Instructions to follow: Pick out the lines below with "ylabel" and list them.

Data records:
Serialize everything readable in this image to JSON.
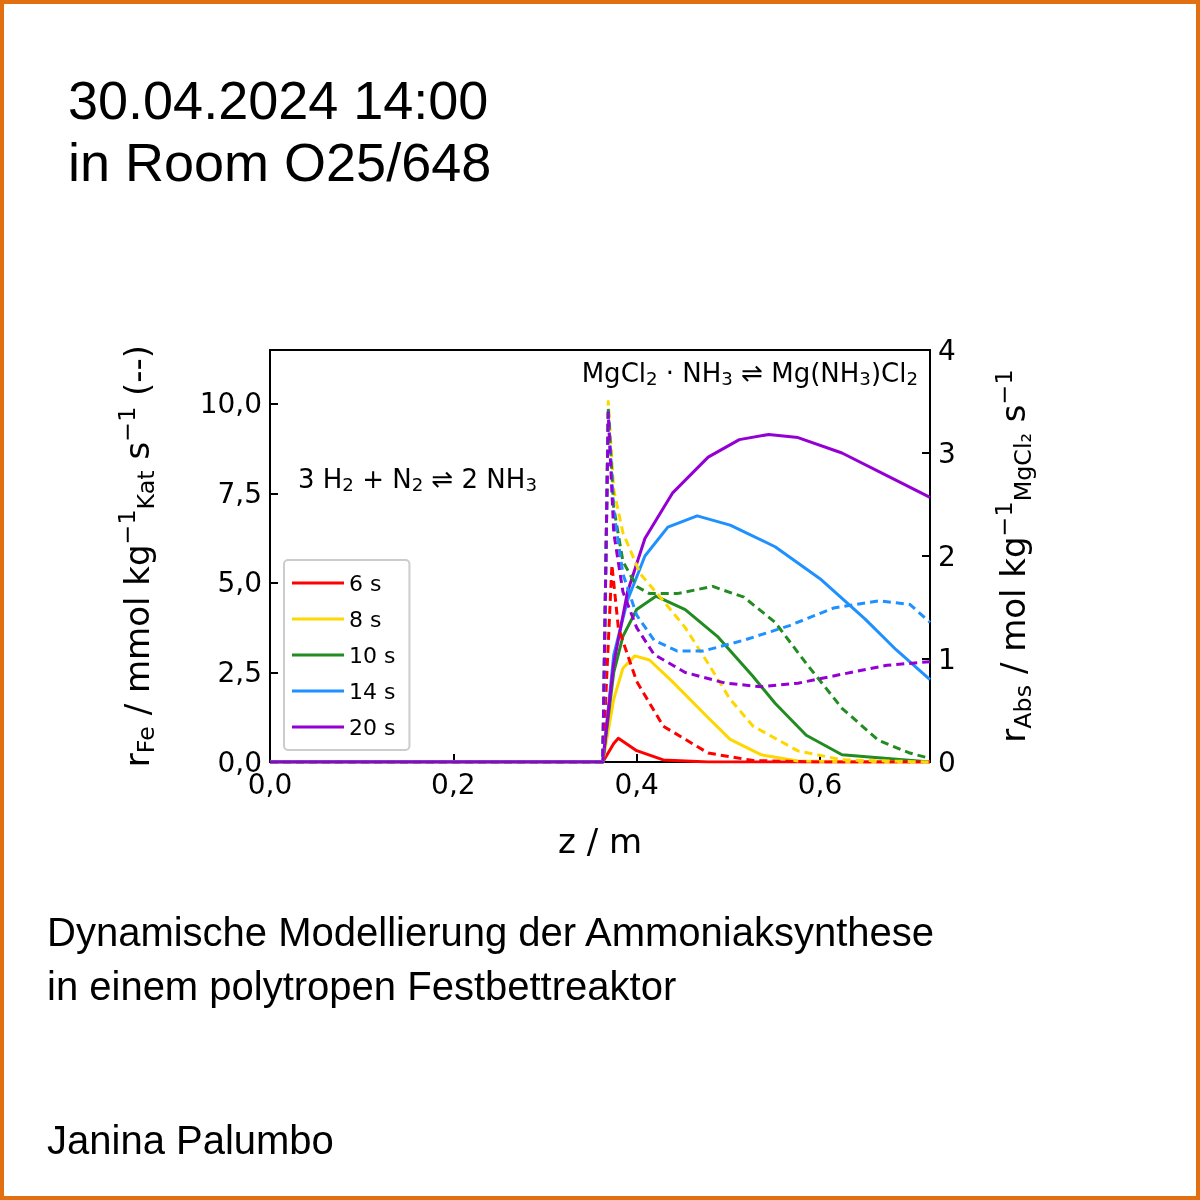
{
  "chart_data": {
    "type": "line",
    "title": "30.04.2024 14:00",
    "subtitle": "in Room O25/648",
    "xlabel": "z / m",
    "ylabel": "r$_{Fe}$ / mmol kg$^{−1}$$_{Kat}$ s$^{−1}$ (--)",
    "y2label": "r$_{Abs}$ / mol kg$^{−1}$$_{MgCl₂}$ s$^{−1}$",
    "annotations": [
      "3 H$_{2}$ + N$_{2}$ ⇌ 2 NH$_{3}$",
      "MgCl$_{2}$ · NH$_{3}$ ⇌ Mg(NH$_{3}$)Cl$_{2}$",
      "Dynamische Modellierung der Ammoniaksynthese\nin einem polytropen Festbettreaktor",
      "Janina Palumbo"
    ],
    "xlim": [
      0,
      0.72
    ],
    "xticks": [
      {
        "value": 0,
        "label": "0,0"
      },
      {
        "value": 0.2,
        "label": "0,2"
      },
      {
        "value": 0.4,
        "label": "0,4"
      },
      {
        "value": 0.6,
        "label": "0,6"
      }
    ],
    "ylim": [
      0,
      11.5
    ],
    "yticks": [
      {
        "value": 0,
        "label": "0,0"
      },
      {
        "value": 2.5,
        "label": "2,5"
      },
      {
        "value": 5,
        "label": "5,0"
      },
      {
        "value": 7.5,
        "label": "7,5"
      },
      {
        "value": 10,
        "label": "10,0"
      }
    ],
    "y2lim": [
      0,
      4
    ],
    "y2ticks": [
      0,
      1,
      2,
      3,
      4
    ],
    "grid": false,
    "legend": "bottom left",
    "marker": "none",
    "series": [
      {
        "name": "6 s",
        "color": "#ff0000",
        "axis": "y2",
        "line_style": "solid",
        "x": [
          0,
          0.363,
          0.375,
          0.38,
          0.4,
          0.429,
          0.478,
          0.72
        ],
        "values": [
          0,
          0,
          0.18,
          0.23,
          0.11,
          0.02,
          0,
          0
        ]
      },
      {
        "name": "8 s",
        "color": "#ffd700",
        "axis": "y2",
        "line_style": "solid",
        "x": [
          0,
          0.363,
          0.375,
          0.385,
          0.398,
          0.414,
          0.439,
          0.478,
          0.502,
          0.536,
          0.576,
          0.65,
          0.72
        ],
        "values": [
          0,
          0,
          0.61,
          0.91,
          1.03,
          0.99,
          0.78,
          0.43,
          0.22,
          0.07,
          0.01,
          0,
          0
        ]
      },
      {
        "name": "10 s",
        "color": "#228b22",
        "axis": "y2",
        "line_style": "solid",
        "x": [
          0,
          0.363,
          0.375,
          0.385,
          0.4,
          0.421,
          0.453,
          0.488,
          0.527,
          0.551,
          0.585,
          0.624,
          0.673,
          0.72
        ],
        "values": [
          0,
          0,
          0.87,
          1.22,
          1.48,
          1.61,
          1.48,
          1.22,
          0.83,
          0.57,
          0.26,
          0.07,
          null,
          0
        ]
      },
      {
        "name": "14 s",
        "color": "#1e90ff",
        "axis": "y2",
        "line_style": "solid",
        "x": [
          0,
          0.363,
          0.375,
          0.39,
          0.409,
          0.434,
          0.466,
          0.502,
          0.551,
          0.6,
          0.649,
          0.683,
          0.72
        ],
        "values": [
          0,
          0,
          1.04,
          1.57,
          2.0,
          2.28,
          2.39,
          2.3,
          2.09,
          1.78,
          1.39,
          1.09,
          0.8
        ]
      },
      {
        "name": "20 s",
        "color": "#9400d3",
        "axis": "y2",
        "line_style": "solid",
        "x": [
          0,
          0.363,
          0.375,
          0.39,
          0.409,
          0.439,
          0.478,
          0.512,
          0.544,
          0.576,
          0.624,
          0.673,
          0.72
        ],
        "values": [
          0,
          0,
          0.96,
          1.65,
          2.17,
          2.61,
          2.96,
          3.13,
          3.18,
          3.15,
          3.0,
          2.78,
          2.57
        ]
      },
      {
        "color": "#ff0000",
        "axis": "y",
        "line_style": "dashed",
        "x": [
          0,
          0.363,
          0.369,
          0.373,
          0.38,
          0.4,
          0.429,
          0.478,
          0.527,
          0.6,
          0.72
        ],
        "values": [
          0,
          0,
          null,
          5.5,
          3.75,
          2.25,
          1.0,
          0.25,
          0.04,
          0,
          0
        ]
      },
      {
        "color": "#ffd700",
        "axis": "y",
        "line_style": "dashed",
        "x": [
          0,
          0.363,
          0.369,
          0.375,
          0.385,
          0.404,
          0.429,
          0.453,
          0.478,
          0.502,
          0.527,
          0.576,
          0.624,
          0.72
        ],
        "values": [
          0,
          0,
          10.06,
          7.6,
          6.4,
          5.25,
          4.5,
          3.75,
          2.75,
          1.75,
          1.0,
          0.31,
          0.06,
          0
        ]
      },
      {
        "color": "#228b22",
        "axis": "y",
        "line_style": "dashed",
        "x": [
          0,
          0.363,
          0.369,
          0.375,
          0.385,
          0.4,
          0.414,
          0.444,
          0.483,
          0.517,
          0.551,
          0.585,
          0.624,
          0.664,
          0.698,
          0.72
        ],
        "values": [
          0,
          0,
          9.9,
          7.1,
          5.6,
          4.9,
          4.7,
          4.7,
          4.9,
          4.6,
          3.9,
          2.75,
          1.5,
          0.6,
          0.25,
          0.1
        ]
      },
      {
        "color": "#1e90ff",
        "axis": "y",
        "line_style": "dashed",
        "x": [
          0,
          0.363,
          0.369,
          0.375,
          0.385,
          0.4,
          0.419,
          0.444,
          0.473,
          0.517,
          0.566,
          0.615,
          0.664,
          0.698,
          0.72
        ],
        "values": [
          0,
          0,
          9.75,
          7.0,
          5.25,
          4.1,
          3.4,
          3.1,
          3.1,
          3.4,
          3.8,
          4.3,
          4.5,
          4.4,
          3.9
        ]
      },
      {
        "color": "#9400d3",
        "axis": "y",
        "line_style": "dashed",
        "x": [
          0,
          0.363,
          0.369,
          0.375,
          0.385,
          0.4,
          0.419,
          0.453,
          0.497,
          0.536,
          0.576,
          0.624,
          0.673,
          0.72
        ],
        "values": [
          0,
          0,
          9.75,
          6.4,
          4.75,
          3.75,
          3.0,
          2.5,
          2.2,
          2.1,
          2.2,
          2.45,
          2.7,
          2.8
        ]
      }
    ]
  }
}
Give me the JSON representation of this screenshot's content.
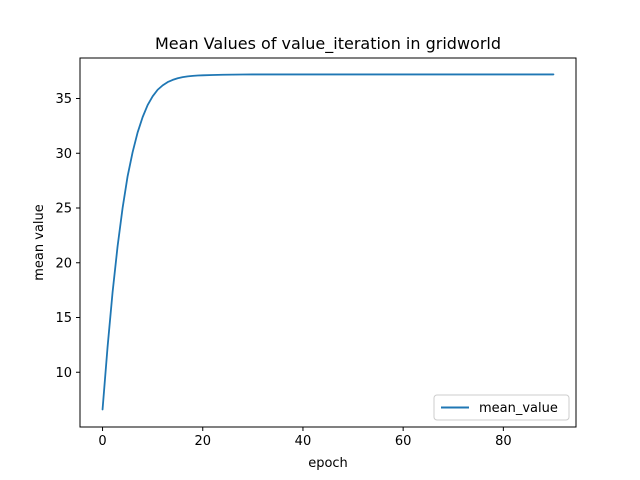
{
  "chart_data": {
    "type": "line",
    "title": "Mean Values of value_iteration in gridworld",
    "xlabel": "epoch",
    "ylabel": "mean value",
    "xlim": [
      -4.5,
      94.5
    ],
    "ylim": [
      5.0,
      38.7
    ],
    "xticks": [
      0,
      20,
      40,
      60,
      80
    ],
    "yticks": [
      10,
      15,
      20,
      25,
      30,
      35
    ],
    "grid": false,
    "legend_position": "lower right",
    "series": [
      {
        "name": "mean_value",
        "color": "#1f77b4",
        "x": [
          0,
          1,
          2,
          3,
          4,
          5,
          6,
          7,
          8,
          9,
          10,
          11,
          12,
          13,
          14,
          15,
          16,
          17,
          18,
          19,
          20,
          22,
          24,
          26,
          28,
          30,
          35,
          40,
          45,
          50,
          55,
          60,
          65,
          70,
          75,
          80,
          85,
          90
        ],
        "y": [
          6.6,
          12.3,
          17.3,
          21.5,
          25.0,
          27.9,
          30.1,
          31.9,
          33.3,
          34.4,
          35.2,
          35.8,
          36.2,
          36.5,
          36.7,
          36.85,
          36.95,
          37.02,
          37.07,
          37.1,
          37.12,
          37.15,
          37.17,
          37.18,
          37.19,
          37.2,
          37.2,
          37.2,
          37.2,
          37.2,
          37.2,
          37.2,
          37.2,
          37.2,
          37.2,
          37.2,
          37.2,
          37.2
        ]
      }
    ]
  }
}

Response to this exercise:
    "ylabel": "r$_{Fe}$ / mmol kg$^{−1}$$_{Kat}$ s$^{−1}$ (--)",
    "ylabel": "mean value",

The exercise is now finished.